>> start Data

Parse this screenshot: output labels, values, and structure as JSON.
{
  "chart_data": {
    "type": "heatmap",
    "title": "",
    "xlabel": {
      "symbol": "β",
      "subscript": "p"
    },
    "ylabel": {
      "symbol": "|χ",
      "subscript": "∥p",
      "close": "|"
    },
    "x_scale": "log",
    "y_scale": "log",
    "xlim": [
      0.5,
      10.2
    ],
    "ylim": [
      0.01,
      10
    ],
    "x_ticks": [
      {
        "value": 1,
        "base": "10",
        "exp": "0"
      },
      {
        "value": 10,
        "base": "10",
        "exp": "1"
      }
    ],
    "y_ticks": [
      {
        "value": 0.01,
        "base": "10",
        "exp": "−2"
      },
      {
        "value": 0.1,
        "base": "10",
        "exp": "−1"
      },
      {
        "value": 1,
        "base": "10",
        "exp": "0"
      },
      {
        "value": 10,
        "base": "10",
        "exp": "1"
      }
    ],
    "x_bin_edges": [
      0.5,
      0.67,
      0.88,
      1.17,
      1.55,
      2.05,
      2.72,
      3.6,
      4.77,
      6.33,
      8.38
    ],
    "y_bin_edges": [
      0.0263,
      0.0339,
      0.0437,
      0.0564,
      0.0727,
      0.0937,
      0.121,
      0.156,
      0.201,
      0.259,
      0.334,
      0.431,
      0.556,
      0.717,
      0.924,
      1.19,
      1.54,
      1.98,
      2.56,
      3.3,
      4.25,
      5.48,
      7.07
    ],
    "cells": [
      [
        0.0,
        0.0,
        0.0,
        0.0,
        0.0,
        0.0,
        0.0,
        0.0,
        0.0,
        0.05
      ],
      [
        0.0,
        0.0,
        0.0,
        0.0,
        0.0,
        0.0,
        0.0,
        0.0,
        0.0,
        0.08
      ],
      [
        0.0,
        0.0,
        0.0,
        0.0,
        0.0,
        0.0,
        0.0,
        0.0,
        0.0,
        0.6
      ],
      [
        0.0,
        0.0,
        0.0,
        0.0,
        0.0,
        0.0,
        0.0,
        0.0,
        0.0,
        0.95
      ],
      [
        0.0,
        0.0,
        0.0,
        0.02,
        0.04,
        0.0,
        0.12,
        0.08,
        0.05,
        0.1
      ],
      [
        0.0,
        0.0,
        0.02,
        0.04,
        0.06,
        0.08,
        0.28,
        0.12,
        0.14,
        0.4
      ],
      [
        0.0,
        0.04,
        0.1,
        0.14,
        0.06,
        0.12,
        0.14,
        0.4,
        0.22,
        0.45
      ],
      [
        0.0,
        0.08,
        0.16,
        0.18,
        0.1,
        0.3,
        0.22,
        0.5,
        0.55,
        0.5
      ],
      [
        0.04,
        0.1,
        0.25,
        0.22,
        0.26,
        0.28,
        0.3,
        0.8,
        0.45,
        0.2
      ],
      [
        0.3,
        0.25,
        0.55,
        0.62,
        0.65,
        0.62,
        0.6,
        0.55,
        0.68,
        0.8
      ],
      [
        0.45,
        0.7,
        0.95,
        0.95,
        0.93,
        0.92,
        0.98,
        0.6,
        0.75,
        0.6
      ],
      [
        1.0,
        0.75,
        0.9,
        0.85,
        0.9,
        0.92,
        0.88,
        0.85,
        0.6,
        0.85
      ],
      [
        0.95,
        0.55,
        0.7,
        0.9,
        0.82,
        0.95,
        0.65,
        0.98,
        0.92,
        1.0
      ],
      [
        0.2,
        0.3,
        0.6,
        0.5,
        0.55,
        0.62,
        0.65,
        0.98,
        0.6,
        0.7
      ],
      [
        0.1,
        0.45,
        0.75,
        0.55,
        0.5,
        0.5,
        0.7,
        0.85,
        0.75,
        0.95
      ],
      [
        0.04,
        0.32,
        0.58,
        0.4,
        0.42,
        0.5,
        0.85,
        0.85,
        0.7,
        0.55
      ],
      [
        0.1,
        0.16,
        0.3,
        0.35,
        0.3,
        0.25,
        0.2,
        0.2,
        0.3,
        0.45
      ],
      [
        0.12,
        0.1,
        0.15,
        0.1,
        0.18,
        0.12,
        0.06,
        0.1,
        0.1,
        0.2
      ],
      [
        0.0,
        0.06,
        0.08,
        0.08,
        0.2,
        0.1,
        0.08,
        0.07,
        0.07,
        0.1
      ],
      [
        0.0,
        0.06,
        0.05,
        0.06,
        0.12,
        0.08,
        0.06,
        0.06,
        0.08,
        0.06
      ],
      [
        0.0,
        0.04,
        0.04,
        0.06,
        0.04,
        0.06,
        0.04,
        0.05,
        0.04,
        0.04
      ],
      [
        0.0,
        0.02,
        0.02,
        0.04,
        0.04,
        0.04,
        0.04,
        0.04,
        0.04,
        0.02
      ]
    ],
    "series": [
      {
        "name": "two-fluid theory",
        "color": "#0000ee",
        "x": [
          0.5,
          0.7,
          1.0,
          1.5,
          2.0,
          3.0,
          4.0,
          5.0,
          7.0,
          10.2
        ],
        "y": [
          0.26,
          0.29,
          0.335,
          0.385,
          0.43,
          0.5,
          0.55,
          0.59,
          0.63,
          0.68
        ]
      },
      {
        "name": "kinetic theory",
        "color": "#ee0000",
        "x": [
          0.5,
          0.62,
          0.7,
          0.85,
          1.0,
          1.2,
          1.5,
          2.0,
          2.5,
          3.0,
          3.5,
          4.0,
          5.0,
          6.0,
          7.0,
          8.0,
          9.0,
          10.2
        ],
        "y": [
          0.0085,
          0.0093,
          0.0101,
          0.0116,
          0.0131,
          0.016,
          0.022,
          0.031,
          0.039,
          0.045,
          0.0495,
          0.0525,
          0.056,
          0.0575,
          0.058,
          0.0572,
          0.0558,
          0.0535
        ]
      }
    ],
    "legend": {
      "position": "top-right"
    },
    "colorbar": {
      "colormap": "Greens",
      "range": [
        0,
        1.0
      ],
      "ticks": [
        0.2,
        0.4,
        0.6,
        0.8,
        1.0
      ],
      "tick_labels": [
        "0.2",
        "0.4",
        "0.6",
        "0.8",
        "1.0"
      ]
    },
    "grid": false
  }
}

>> end Data

Requirement:
Above are the records; retype them all without a single difference.

Full answer:
Parse this screenshot: output labels, values, and structure as JSON.
{
  "chart_data": {
    "type": "heatmap",
    "title": "",
    "xlabel": {
      "symbol": "β",
      "subscript": "p"
    },
    "ylabel": {
      "symbol": "|χ",
      "subscript": "∥p",
      "close": "|"
    },
    "x_scale": "log",
    "y_scale": "log",
    "xlim": [
      0.5,
      10.2
    ],
    "ylim": [
      0.01,
      10
    ],
    "x_ticks": [
      {
        "value": 1,
        "base": "10",
        "exp": "0"
      },
      {
        "value": 10,
        "base": "10",
        "exp": "1"
      }
    ],
    "y_ticks": [
      {
        "value": 0.01,
        "base": "10",
        "exp": "−2"
      },
      {
        "value": 0.1,
        "base": "10",
        "exp": "−1"
      },
      {
        "value": 1,
        "base": "10",
        "exp": "0"
      },
      {
        "value": 10,
        "base": "10",
        "exp": "1"
      }
    ],
    "x_bin_edges": [
      0.5,
      0.67,
      0.88,
      1.17,
      1.55,
      2.05,
      2.72,
      3.6,
      4.77,
      6.33,
      8.38
    ],
    "y_bin_edges": [
      0.0263,
      0.0339,
      0.0437,
      0.0564,
      0.0727,
      0.0937,
      0.121,
      0.156,
      0.201,
      0.259,
      0.334,
      0.431,
      0.556,
      0.717,
      0.924,
      1.19,
      1.54,
      1.98,
      2.56,
      3.3,
      4.25,
      5.48,
      7.07
    ],
    "cells": [
      [
        0.0,
        0.0,
        0.0,
        0.0,
        0.0,
        0.0,
        0.0,
        0.0,
        0.0,
        0.05
      ],
      [
        0.0,
        0.0,
        0.0,
        0.0,
        0.0,
        0.0,
        0.0,
        0.0,
        0.0,
        0.08
      ],
      [
        0.0,
        0.0,
        0.0,
        0.0,
        0.0,
        0.0,
        0.0,
        0.0,
        0.0,
        0.6
      ],
      [
        0.0,
        0.0,
        0.0,
        0.0,
        0.0,
        0.0,
        0.0,
        0.0,
        0.0,
        0.95
      ],
      [
        0.0,
        0.0,
        0.0,
        0.02,
        0.04,
        0.0,
        0.12,
        0.08,
        0.05,
        0.1
      ],
      [
        0.0,
        0.0,
        0.02,
        0.04,
        0.06,
        0.08,
        0.28,
        0.12,
        0.14,
        0.4
      ],
      [
        0.0,
        0.04,
        0.1,
        0.14,
        0.06,
        0.12,
        0.14,
        0.4,
        0.22,
        0.45
      ],
      [
        0.0,
        0.08,
        0.16,
        0.18,
        0.1,
        0.3,
        0.22,
        0.5,
        0.55,
        0.5
      ],
      [
        0.04,
        0.1,
        0.25,
        0.22,
        0.26,
        0.28,
        0.3,
        0.8,
        0.45,
        0.2
      ],
      [
        0.3,
        0.25,
        0.55,
        0.62,
        0.65,
        0.62,
        0.6,
        0.55,
        0.68,
        0.8
      ],
      [
        0.45,
        0.7,
        0.95,
        0.95,
        0.93,
        0.92,
        0.98,
        0.6,
        0.75,
        0.6
      ],
      [
        1.0,
        0.75,
        0.9,
        0.85,
        0.9,
        0.92,
        0.88,
        0.85,
        0.6,
        0.85
      ],
      [
        0.95,
        0.55,
        0.7,
        0.9,
        0.82,
        0.95,
        0.65,
        0.98,
        0.92,
        1.0
      ],
      [
        0.2,
        0.3,
        0.6,
        0.5,
        0.55,
        0.62,
        0.65,
        0.98,
        0.6,
        0.7
      ],
      [
        0.1,
        0.45,
        0.75,
        0.55,
        0.5,
        0.5,
        0.7,
        0.85,
        0.75,
        0.95
      ],
      [
        0.04,
        0.32,
        0.58,
        0.4,
        0.42,
        0.5,
        0.85,
        0.85,
        0.7,
        0.55
      ],
      [
        0.1,
        0.16,
        0.3,
        0.35,
        0.3,
        0.25,
        0.2,
        0.2,
        0.3,
        0.45
      ],
      [
        0.12,
        0.1,
        0.15,
        0.1,
        0.18,
        0.12,
        0.06,
        0.1,
        0.1,
        0.2
      ],
      [
        0.0,
        0.06,
        0.08,
        0.08,
        0.2,
        0.1,
        0.08,
        0.07,
        0.07,
        0.1
      ],
      [
        0.0,
        0.06,
        0.05,
        0.06,
        0.12,
        0.08,
        0.06,
        0.06,
        0.08,
        0.06
      ],
      [
        0.0,
        0.04,
        0.04,
        0.06,
        0.04,
        0.06,
        0.04,
        0.05,
        0.04,
        0.04
      ],
      [
        0.0,
        0.02,
        0.02,
        0.04,
        0.04,
        0.04,
        0.04,
        0.04,
        0.04,
        0.02
      ]
    ],
    "series": [
      {
        "name": "two-fluid theory",
        "color": "#0000ee",
        "x": [
          0.5,
          0.7,
          1.0,
          1.5,
          2.0,
          3.0,
          4.0,
          5.0,
          7.0,
          10.2
        ],
        "y": [
          0.26,
          0.29,
          0.335,
          0.385,
          0.43,
          0.5,
          0.55,
          0.59,
          0.63,
          0.68
        ]
      },
      {
        "name": "kinetic theory",
        "color": "#ee0000",
        "x": [
          0.5,
          0.62,
          0.7,
          0.85,
          1.0,
          1.2,
          1.5,
          2.0,
          2.5,
          3.0,
          3.5,
          4.0,
          5.0,
          6.0,
          7.0,
          8.0,
          9.0,
          10.2
        ],
        "y": [
          0.0085,
          0.0093,
          0.0101,
          0.0116,
          0.0131,
          0.016,
          0.022,
          0.031,
          0.039,
          0.045,
          0.0495,
          0.0525,
          0.056,
          0.0575,
          0.058,
          0.0572,
          0.0558,
          0.0535
        ]
      }
    ],
    "legend": {
      "position": "top-right"
    },
    "colorbar": {
      "colormap": "Greens",
      "range": [
        0,
        1.0
      ],
      "ticks": [
        0.2,
        0.4,
        0.6,
        0.8,
        1.0
      ],
      "tick_labels": [
        "0.2",
        "0.4",
        "0.6",
        "0.8",
        "1.0"
      ]
    },
    "grid": false
  }
}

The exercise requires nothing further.